### WHAT TO WORK ON
In the entries below, find the lines with the word "responder" and copy them.

(Beginning of RAW DATA)

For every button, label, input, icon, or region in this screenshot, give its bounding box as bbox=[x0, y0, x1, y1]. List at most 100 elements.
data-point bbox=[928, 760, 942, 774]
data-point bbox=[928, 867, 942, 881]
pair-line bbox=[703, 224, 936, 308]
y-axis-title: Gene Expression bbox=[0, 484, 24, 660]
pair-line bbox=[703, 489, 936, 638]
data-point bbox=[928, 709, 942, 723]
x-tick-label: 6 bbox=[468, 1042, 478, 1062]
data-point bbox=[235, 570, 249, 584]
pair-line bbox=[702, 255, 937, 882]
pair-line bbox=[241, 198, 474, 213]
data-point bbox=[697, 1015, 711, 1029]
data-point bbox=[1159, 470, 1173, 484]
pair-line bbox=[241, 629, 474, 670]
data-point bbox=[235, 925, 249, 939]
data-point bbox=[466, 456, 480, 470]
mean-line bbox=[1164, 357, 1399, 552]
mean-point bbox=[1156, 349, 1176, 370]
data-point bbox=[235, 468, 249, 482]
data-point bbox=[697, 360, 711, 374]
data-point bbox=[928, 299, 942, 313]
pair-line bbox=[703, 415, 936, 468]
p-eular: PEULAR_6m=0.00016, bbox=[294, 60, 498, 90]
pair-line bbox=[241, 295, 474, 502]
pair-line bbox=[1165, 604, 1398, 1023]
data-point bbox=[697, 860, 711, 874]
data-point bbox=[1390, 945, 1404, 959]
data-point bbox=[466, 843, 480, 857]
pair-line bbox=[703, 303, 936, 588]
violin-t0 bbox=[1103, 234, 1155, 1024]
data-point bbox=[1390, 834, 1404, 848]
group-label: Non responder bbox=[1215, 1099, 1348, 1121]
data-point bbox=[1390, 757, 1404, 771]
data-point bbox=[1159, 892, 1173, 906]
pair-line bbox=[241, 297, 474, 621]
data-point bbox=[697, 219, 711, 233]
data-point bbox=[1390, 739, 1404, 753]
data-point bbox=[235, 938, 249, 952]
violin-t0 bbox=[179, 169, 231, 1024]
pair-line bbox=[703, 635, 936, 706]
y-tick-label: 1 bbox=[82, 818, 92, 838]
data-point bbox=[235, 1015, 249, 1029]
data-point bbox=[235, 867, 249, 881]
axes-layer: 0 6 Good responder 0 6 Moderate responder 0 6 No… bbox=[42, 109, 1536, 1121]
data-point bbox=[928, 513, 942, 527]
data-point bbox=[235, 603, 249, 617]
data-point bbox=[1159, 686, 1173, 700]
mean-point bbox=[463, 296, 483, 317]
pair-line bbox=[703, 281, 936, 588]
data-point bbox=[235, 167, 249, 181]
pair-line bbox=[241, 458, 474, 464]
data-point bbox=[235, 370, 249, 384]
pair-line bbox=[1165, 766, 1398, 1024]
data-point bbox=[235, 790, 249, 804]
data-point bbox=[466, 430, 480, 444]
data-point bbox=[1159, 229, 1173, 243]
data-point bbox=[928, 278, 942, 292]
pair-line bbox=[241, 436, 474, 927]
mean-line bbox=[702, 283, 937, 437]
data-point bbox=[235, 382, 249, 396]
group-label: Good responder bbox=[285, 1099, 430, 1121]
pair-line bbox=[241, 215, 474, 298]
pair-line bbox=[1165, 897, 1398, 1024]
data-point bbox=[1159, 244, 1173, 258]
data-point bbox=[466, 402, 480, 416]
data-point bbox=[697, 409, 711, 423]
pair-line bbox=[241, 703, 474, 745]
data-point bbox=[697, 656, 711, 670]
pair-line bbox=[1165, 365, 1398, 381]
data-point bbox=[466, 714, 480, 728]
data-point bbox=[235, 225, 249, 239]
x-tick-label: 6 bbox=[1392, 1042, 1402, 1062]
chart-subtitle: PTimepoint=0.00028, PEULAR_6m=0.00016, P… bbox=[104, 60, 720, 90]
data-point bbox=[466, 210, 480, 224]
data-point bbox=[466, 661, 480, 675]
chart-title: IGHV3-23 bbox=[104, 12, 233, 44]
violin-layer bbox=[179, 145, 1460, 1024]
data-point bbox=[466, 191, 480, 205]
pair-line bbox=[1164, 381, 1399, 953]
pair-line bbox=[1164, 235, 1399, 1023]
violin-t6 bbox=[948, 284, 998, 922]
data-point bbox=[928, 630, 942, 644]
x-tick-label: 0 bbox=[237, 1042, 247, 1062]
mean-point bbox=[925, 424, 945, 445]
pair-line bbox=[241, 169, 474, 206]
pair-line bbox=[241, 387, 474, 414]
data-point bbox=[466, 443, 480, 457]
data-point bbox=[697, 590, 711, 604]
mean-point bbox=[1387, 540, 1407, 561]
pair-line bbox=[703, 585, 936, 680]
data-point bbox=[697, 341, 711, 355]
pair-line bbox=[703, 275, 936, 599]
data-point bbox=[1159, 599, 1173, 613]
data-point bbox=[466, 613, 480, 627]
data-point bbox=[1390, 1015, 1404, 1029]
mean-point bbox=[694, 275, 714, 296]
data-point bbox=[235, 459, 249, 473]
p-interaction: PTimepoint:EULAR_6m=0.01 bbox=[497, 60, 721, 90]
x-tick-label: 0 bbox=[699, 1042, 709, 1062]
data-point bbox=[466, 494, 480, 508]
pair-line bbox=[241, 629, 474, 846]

(End of RAW DATA)

### RESPONSE FOR THIS EXERCISE
group-label: Non responder bbox=[1215, 1099, 1348, 1121]
axes-layer: 0 6 Good responder 0 6 Moderate responder 0 6 No… bbox=[42, 109, 1536, 1121]
group-label: Good responder bbox=[285, 1099, 430, 1121]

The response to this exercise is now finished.